**Input rows:**
::::::

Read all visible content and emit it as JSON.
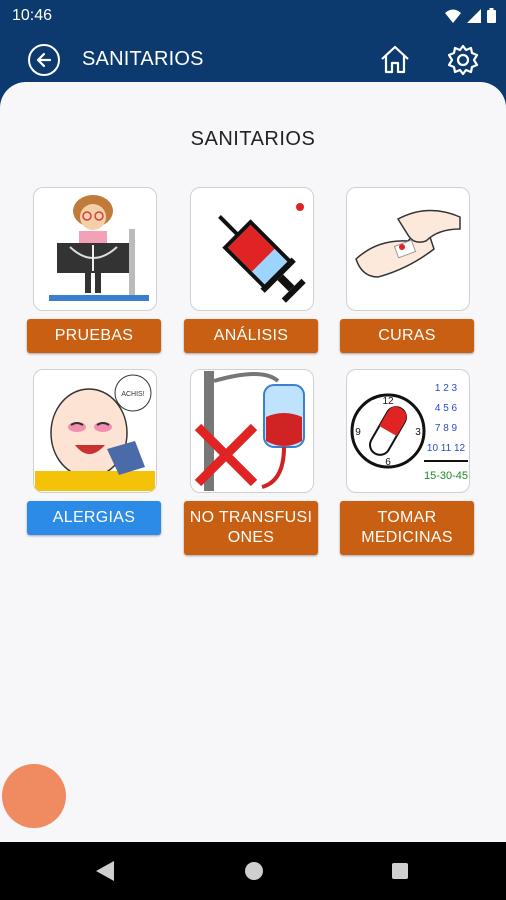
{
  "status_bar": {
    "time": "10:46"
  },
  "app_bar": {
    "title": "SANITARIOS"
  },
  "main": {
    "section_title": "SANITARIOS",
    "tiles": [
      {
        "label": "PRUEBAS",
        "icon": "xray-icon"
      },
      {
        "label": "ANÁLISIS",
        "icon": "syringe-icon"
      },
      {
        "label": "CURAS",
        "icon": "bandage-icon"
      },
      {
        "label": "ALERGIAS",
        "icon": "sneeze-icon"
      },
      {
        "label": "NO TRANSFUSI ONES",
        "icon": "no-transfusion-icon"
      },
      {
        "label": "TOMAR MEDICINAS",
        "icon": "pill-clock-icon"
      }
    ],
    "clock_calendar": {
      "numbers": [
        "1 2 3",
        "4 5 6",
        "7 8 9",
        "10 11 12"
      ],
      "bottom": "15-30-45"
    },
    "sneeze_bubble": "ACHIS!"
  },
  "colors": {
    "header": "#0c3a6e",
    "label_orange": "#c95f12",
    "label_blue": "#2b8be6",
    "fab": "#f08a60"
  }
}
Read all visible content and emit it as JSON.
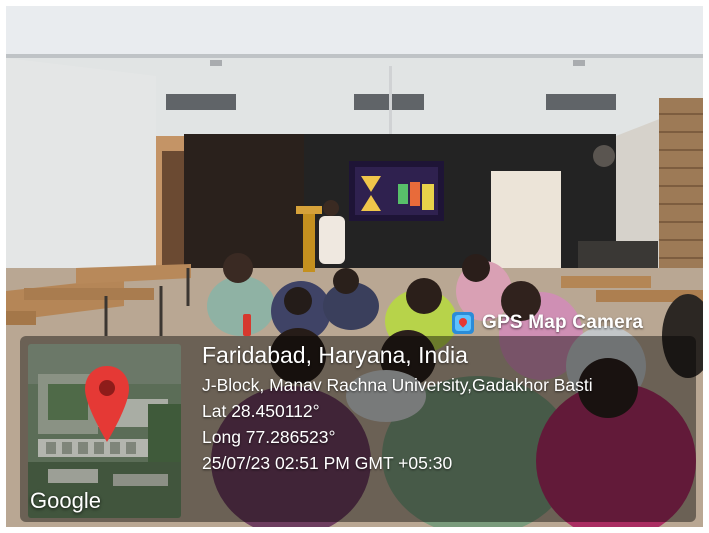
{
  "overlay": {
    "app_name": "GPS Map Camera",
    "location_title": "Faridabad, Haryana, India",
    "address": "J-Block, Manav Rachna University,Gadakhor Basti",
    "latitude": "Lat 28.450112°",
    "longitude": "Long 77.286523°",
    "timestamp": "25/07/23 02:51 PM GMT +05:30",
    "map_brand": "Google",
    "icons": {
      "app": "gps-map-camera-icon",
      "pin": "map-pin-icon"
    },
    "colors": {
      "pin": "#e53935",
      "panel": "#000000",
      "text": "#ffffff"
    }
  }
}
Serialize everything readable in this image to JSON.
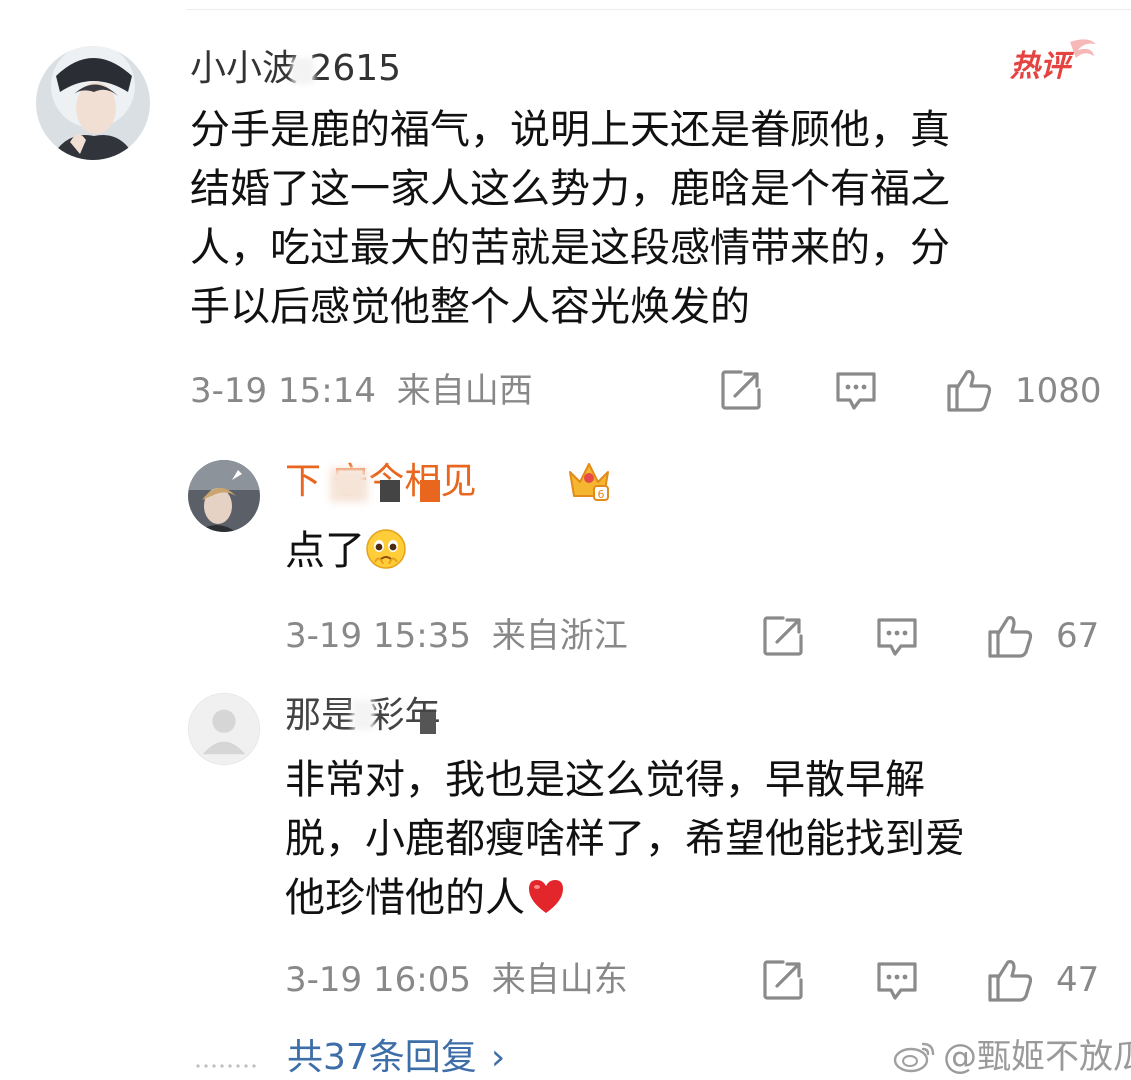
{
  "main_comment": {
    "username": "小小波 2615",
    "badge": "热评",
    "text_lines": [
      "分手是鹿的福气，说明上天还是眷顾他，真",
      "结婚了这一家人这么势力，鹿晗是个有福之",
      "人，吃过最大的苦就是这段感情带来的，分",
      "手以后感觉他整个人容光焕发的"
    ],
    "time": "3-19 15:14",
    "location": "来自山西",
    "likes": "1080",
    "icons": {
      "share": "share-icon",
      "comment": "comment-icon",
      "like": "thumbs-up-icon"
    }
  },
  "replies": [
    {
      "username": "下  宁今相见",
      "badge_icon": "vip-crown-icon",
      "text": "点了",
      "emoji": "pleading-emoji",
      "time": "3-19 15:35",
      "location": "来自浙江",
      "likes": "67"
    },
    {
      "username": "那是  彩年",
      "text_lines": [
        "非常对，我也是这么觉得，早散早解",
        "脱，小鹿都瘦啥样了，希望他能找到爱",
        "他珍惜他的人"
      ],
      "emoji": "red-heart-emoji",
      "time": "3-19 16:05",
      "location": "来自山东",
      "likes": "47"
    }
  ],
  "footer": {
    "more_replies": "共37条回复",
    "chevron": "›",
    "watermark": "@甄姬不放瓜"
  },
  "colors": {
    "vip_name": "#e8661d",
    "link_blue": "#3d6ea8",
    "meta_gray": "#888888",
    "hot_red": "#e64340"
  }
}
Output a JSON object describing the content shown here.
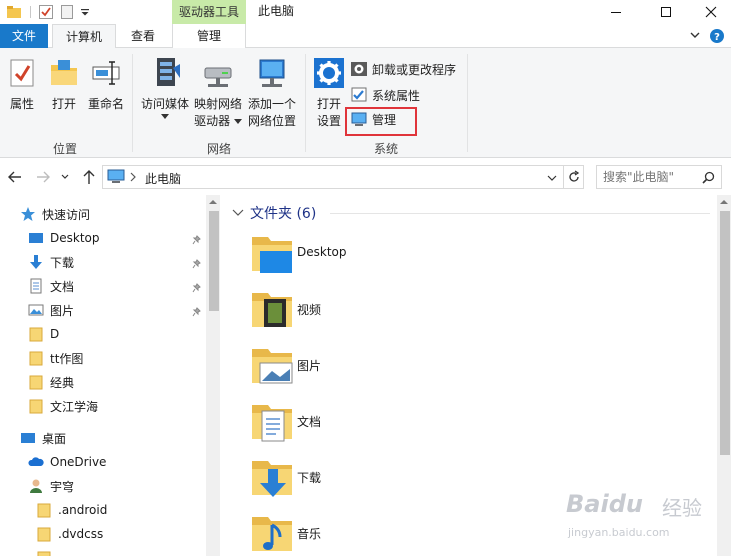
{
  "window": {
    "context_tab": "驱动器工具",
    "title": "此电脑"
  },
  "ribbon_tabs": {
    "file": "文件",
    "computer": "计算机",
    "view": "查看",
    "manage": "管理"
  },
  "ribbon": {
    "location_group": {
      "label": "位置",
      "properties": "属性",
      "open": "打开",
      "rename": "重命名"
    },
    "network_group": {
      "label": "网络",
      "access_media": "访问媒体",
      "map_drive_line1": "映射网络",
      "map_drive_line2": "驱动器",
      "add_location_line1": "添加一个",
      "add_location_line2": "网络位置"
    },
    "system_group": {
      "label": "系统",
      "open_settings_line1": "打开",
      "open_settings_line2": "设置",
      "uninstall": "卸载或更改程序",
      "system_properties": "系统属性",
      "manage": "管理"
    }
  },
  "address_bar": {
    "path": "此电脑",
    "search_placeholder": "搜索\"此电脑\""
  },
  "nav_pane": {
    "quick_access": "快速访问",
    "items": [
      {
        "label": "Desktop"
      },
      {
        "label": "下载"
      },
      {
        "label": "文档"
      },
      {
        "label": "图片"
      },
      {
        "label": "D"
      },
      {
        "label": "tt作图"
      },
      {
        "label": "经典"
      },
      {
        "label": "文江学海"
      }
    ],
    "desktop": "桌面",
    "onedrive": "OneDrive",
    "user": "宇穹",
    "user_folders": [
      {
        "label": ".android"
      },
      {
        "label": ".dvdcss"
      }
    ]
  },
  "content": {
    "section_title": "文件夹 (6)",
    "folders": [
      {
        "label": "Desktop"
      },
      {
        "label": "视频"
      },
      {
        "label": "图片"
      },
      {
        "label": "文档"
      },
      {
        "label": "下载"
      },
      {
        "label": "音乐"
      }
    ]
  },
  "watermark": {
    "brand": "Baidu",
    "brand_cn": "经验",
    "url": "jingyan.baidu.com"
  },
  "colors": {
    "file_tab": "#1979ca",
    "context_tab": "#c8eaa8",
    "highlight": "#e0343a",
    "section_title": "#1e3287",
    "folder_yellow": "#f7d674"
  }
}
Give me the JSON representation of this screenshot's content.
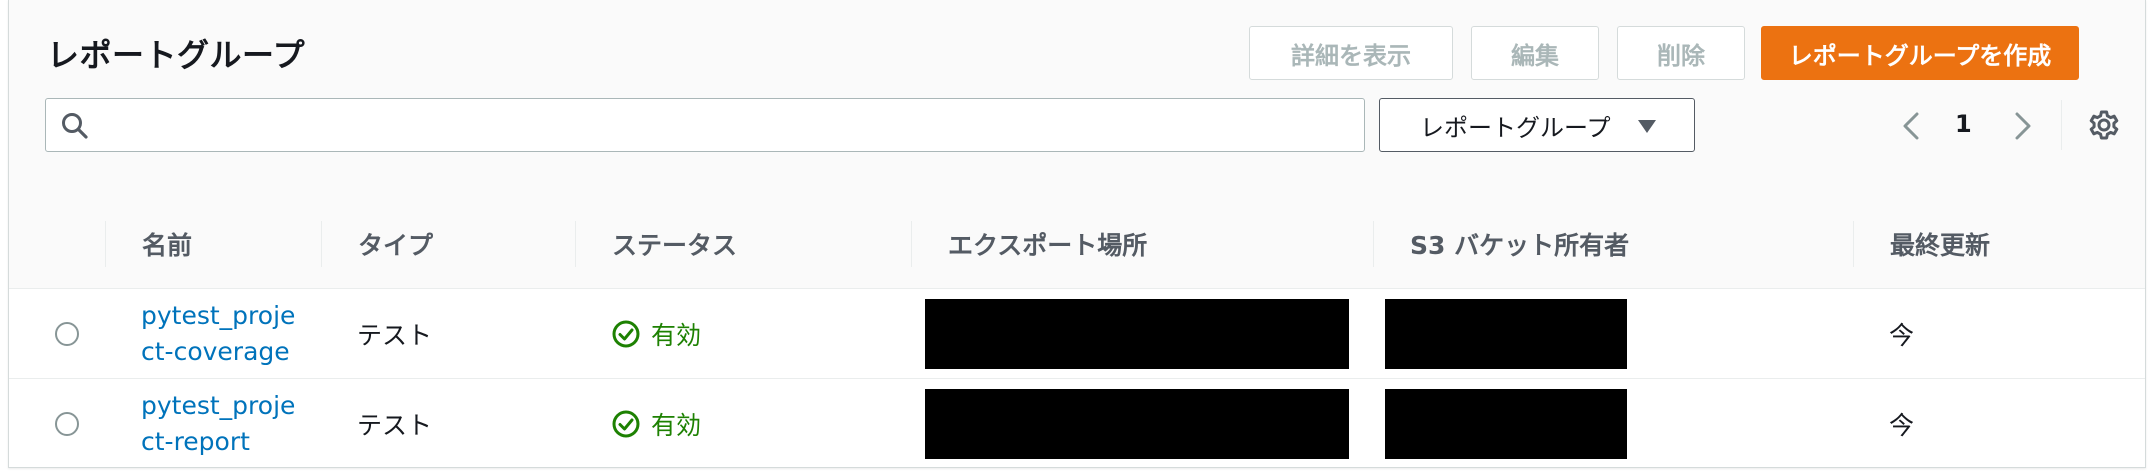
{
  "header": {
    "title": "レポートグループ",
    "buttons": {
      "details": "詳細を表示",
      "edit": "編集",
      "delete": "削除",
      "create": "レポートグループを作成"
    }
  },
  "filter": {
    "search_value": "",
    "search_placeholder": "",
    "select_value": "レポートグループ"
  },
  "pagination": {
    "current_page": "1"
  },
  "table": {
    "columns": [
      "名前",
      "タイプ",
      "ステータス",
      "エクスポート場所",
      "S3 バケット所有者",
      "最終更新"
    ],
    "rows": [
      {
        "name": "pytest_project-coverage",
        "type": "テスト",
        "status": "有効",
        "export_location": "",
        "bucket_owner": "",
        "last_updated": "今"
      },
      {
        "name": "pytest_project-report",
        "type": "テスト",
        "status": "有効",
        "export_location": "",
        "bucket_owner": "",
        "last_updated": "今"
      }
    ]
  },
  "colors": {
    "primary": "#ec7211",
    "link": "#0073bb",
    "success": "#1d8102",
    "disabled_text": "#aab7b8"
  },
  "icons": {
    "search": "search-icon",
    "status": "check-circle-icon",
    "prev": "chevron-left-icon",
    "next": "chevron-right-icon",
    "settings": "gear-icon",
    "dropdown": "caret-down-icon"
  }
}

::::::

**Required task:** Reproduce the whole listing word for word, setting aside any pictures.

**Written solution:**
Read all visible content and emit it as JSON.
{
  "status_bar": {
    "time": "10:46"
  },
  "app_bar": {
    "title": "SANITARIOS"
  },
  "main": {
    "section_title": "SANITARIOS",
    "tiles": [
      {
        "label": "PRUEBAS",
        "icon": "xray-icon"
      },
      {
        "label": "ANÁLISIS",
        "icon": "syringe-icon"
      },
      {
        "label": "CURAS",
        "icon": "bandage-icon"
      },
      {
        "label": "ALERGIAS",
        "icon": "sneeze-icon"
      },
      {
        "label": "NO TRANSFUSI ONES",
        "icon": "no-transfusion-icon"
      },
      {
        "label": "TOMAR MEDICINAS",
        "icon": "pill-clock-icon"
      }
    ],
    "clock_calendar": {
      "numbers": [
        "1 2 3",
        "4 5 6",
        "7 8 9",
        "10 11 12"
      ],
      "bottom": "15-30-45"
    },
    "sneeze_bubble": "ACHIS!"
  },
  "colors": {
    "header": "#0c3a6e",
    "label_orange": "#c95f12",
    "label_blue": "#2b8be6",
    "fab": "#f08a60"
  }
}
Read all visible content and emit it as JSON.
{
  "overlay": {
    "app_name": "GPS Map Camera",
    "location_title": "Faridabad, Haryana, India",
    "address": "J-Block, Manav Rachna University,Gadakhor Basti",
    "latitude": "Lat 28.450112°",
    "longitude": "Long 77.286523°",
    "timestamp": "25/07/23 02:51 PM GMT +05:30",
    "map_brand": "Google",
    "icons": {
      "app": "gps-map-camera-icon",
      "pin": "map-pin-icon"
    },
    "colors": {
      "pin": "#e53935",
      "panel": "#000000",
      "text": "#ffffff"
    }
  }
}
Serialize everything readable in this image to JSON.
{
  "main_comment": {
    "username": "小小波 2615",
    "badge": "热评",
    "text_lines": [
      "分手是鹿的福气，说明上天还是眷顾他，真",
      "结婚了这一家人这么势力，鹿晗是个有福之",
      "人，吃过最大的苦就是这段感情带来的，分",
      "手以后感觉他整个人容光焕发的"
    ],
    "time": "3-19 15:14",
    "location": "来自山西",
    "likes": "1080",
    "icons": {
      "share": "share-icon",
      "comment": "comment-icon",
      "like": "thumbs-up-icon"
    }
  },
  "replies": [
    {
      "username": "下  宁今相见",
      "badge_icon": "vip-crown-icon",
      "text": "点了",
      "emoji": "pleading-emoji",
      "time": "3-19 15:35",
      "location": "来自浙江",
      "likes": "67"
    },
    {
      "username": "那是  彩年",
      "text_lines": [
        "非常对，我也是这么觉得，早散早解",
        "脱，小鹿都瘦啥样了，希望他能找到爱",
        "他珍惜他的人"
      ],
      "emoji": "red-heart-emoji",
      "time": "3-19 16:05",
      "location": "来自山东",
      "likes": "47"
    }
  ],
  "footer": {
    "more_replies": "共37条回复",
    "chevron": "›",
    "watermark": "@甄姬不放瓜"
  },
  "colors": {
    "vip_name": "#e8661d",
    "link_blue": "#3d6ea8",
    "meta_gray": "#888888",
    "hot_red": "#e64340"
  }
}
Output a JSON object describing the content shown here.
{
  "window": {
    "context_tab": "驱动器工具",
    "title": "此电脑"
  },
  "ribbon_tabs": {
    "file": "文件",
    "computer": "计算机",
    "view": "查看",
    "manage": "管理"
  },
  "ribbon": {
    "location_group": {
      "label": "位置",
      "properties": "属性",
      "open": "打开",
      "rename": "重命名"
    },
    "network_group": {
      "label": "网络",
      "access_media": "访问媒体",
      "map_drive_line1": "映射网络",
      "map_drive_line2": "驱动器",
      "add_location_line1": "添加一个",
      "add_location_line2": "网络位置"
    },
    "system_group": {
      "label": "系统",
      "open_settings_line1": "打开",
      "open_settings_line2": "设置",
      "uninstall": "卸载或更改程序",
      "system_properties": "系统属性",
      "manage": "管理"
    }
  },
  "address_bar": {
    "path": "此电脑",
    "search_placeholder": "搜索\"此电脑\""
  },
  "nav_pane": {
    "quick_access": "快速访问",
    "items": [
      {
        "label": "Desktop"
      },
      {
        "label": "下载"
      },
      {
        "label": "文档"
      },
      {
        "label": "图片"
      },
      {
        "label": "D"
      },
      {
        "label": "tt作图"
      },
      {
        "label": "经典"
      },
      {
        "label": "文江学海"
      }
    ],
    "desktop": "桌面",
    "onedrive": "OneDrive",
    "user": "宇穹",
    "user_folders": [
      {
        "label": ".android"
      },
      {
        "label": ".dvdcss"
      }
    ]
  },
  "content": {
    "section_title": "文件夹 (6)",
    "folders": [
      {
        "label": "Desktop"
      },
      {
        "label": "视频"
      },
      {
        "label": "图片"
      },
      {
        "label": "文档"
      },
      {
        "label": "下载"
      },
      {
        "label": "音乐"
      }
    ]
  },
  "watermark": {
    "brand": "Baidu",
    "brand_cn": "经验",
    "url": "jingyan.baidu.com"
  },
  "colors": {
    "file_tab": "#1979ca",
    "context_tab": "#c8eaa8",
    "highlight": "#e0343a",
    "section_title": "#1e3287",
    "folder_yellow": "#f7d674"
  }
}
Give me the JSON representation of this screenshot's content.
{
  "header": {
    "title": "レポートグループ",
    "buttons": {
      "details": "詳細を表示",
      "edit": "編集",
      "delete": "削除",
      "create": "レポートグループを作成"
    }
  },
  "filter": {
    "search_value": "",
    "search_placeholder": "",
    "select_value": "レポートグループ"
  },
  "pagination": {
    "current_page": "1"
  },
  "table": {
    "columns": [
      "名前",
      "タイプ",
      "ステータス",
      "エクスポート場所",
      "S3 バケット所有者",
      "最終更新"
    ],
    "rows": [
      {
        "name": "pytest_project-coverage",
        "type": "テスト",
        "status": "有効",
        "export_location": "",
        "bucket_owner": "",
        "last_updated": "今"
      },
      {
        "name": "pytest_project-report",
        "type": "テスト",
        "status": "有効",
        "export_location": "",
        "bucket_owner": "",
        "last_updated": "今"
      }
    ]
  },
  "colors": {
    "primary": "#ec7211",
    "link": "#0073bb",
    "success": "#1d8102",
    "disabled_text": "#aab7b8"
  },
  "icons": {
    "search": "search-icon",
    "status": "check-circle-icon",
    "prev": "chevron-left-icon",
    "next": "chevron-right-icon",
    "settings": "gear-icon",
    "dropdown": "caret-down-icon"
  }
}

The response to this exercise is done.